◆ **Aim of the task**:
Below are lines of data; count those containing the word "reduced" and write nothing but the number.

◆ **Input for this task**:
Content starts
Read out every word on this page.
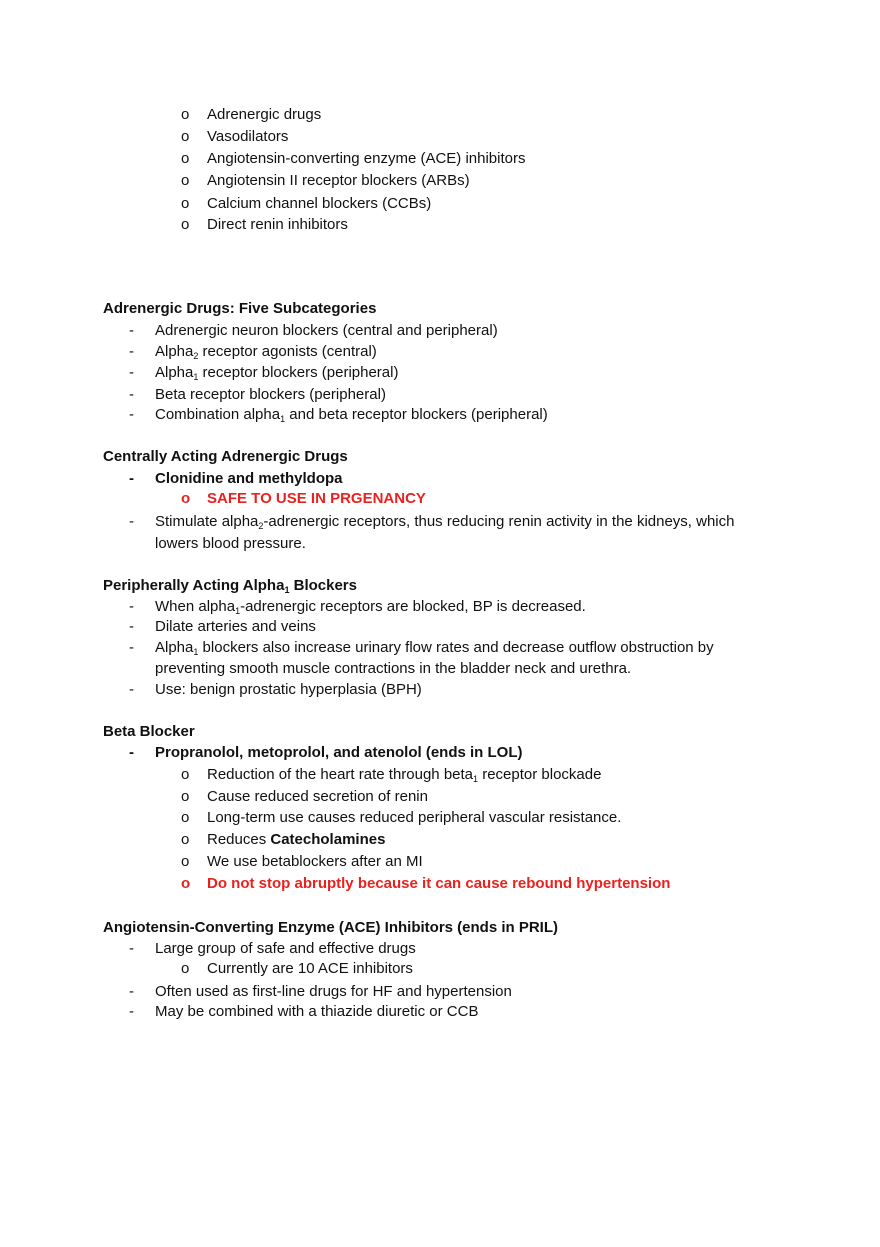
o Adrenergic drugs
o Vasodilators
o Angiotensin-converting enzyme (ACE) inhibitors
o Angiotensin II receptor blockers (ARBs)
o Calcium channel blockers (CCBs)
o Direct renin inhibitors
Adrenergic Drugs: Five Subcategories
- Adrenergic neuron blockers (central and peripheral)
- Alpha$_2$ receptor agonists (central)
- Alpha$_1$ receptor blockers (peripheral)
- Beta receptor blockers (peripheral)
- Combination alpha$_1$ and beta receptor blockers (peripheral)
Centrally Acting Adrenergic Drugs
- Clonidine and methyldopa
o SAFE TO USE IN PRGENANCY
- Stimulate alpha$_2$-adrenergic receptors, thus reducing renin activity in the kidneys, which
lowers blood pressure.
Peripherally Acting Alpha$_1$ Blockers
- When alpha$_1$-adrenergic receptors are blocked, BP is decreased.
- Dilate arteries and veins
- Alpha$_1$ blockers also increase urinary flow rates and decrease outflow obstruction by
preventing smooth muscle contractions in the bladder neck and urethra.
- Use: benign prostatic hyperplasia (BPH)
Beta Blocker
- Propranolol, metoprolol, and atenolol (ends in LOL)
o Reduction of the heart rate through beta$_1$ receptor blockade
o Cause reduced secretion of renin
o Long-term use causes reduced peripheral vascular resistance.
o Reduces Catecholamines
o We use betablockers after an MI
o Do not stop abruptly because it can cause rebound hypertension
Angiotensin-Converting Enzyme (ACE) Inhibitors (ends in PRIL)
- Large group of safe and effective drugs
o Currently are 10 ACE inhibitors
- Often used as first-line drugs for HF and hypertension
- May be combined with a thiazide diuretic or CCB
Content ends
◆ **Task output**:
2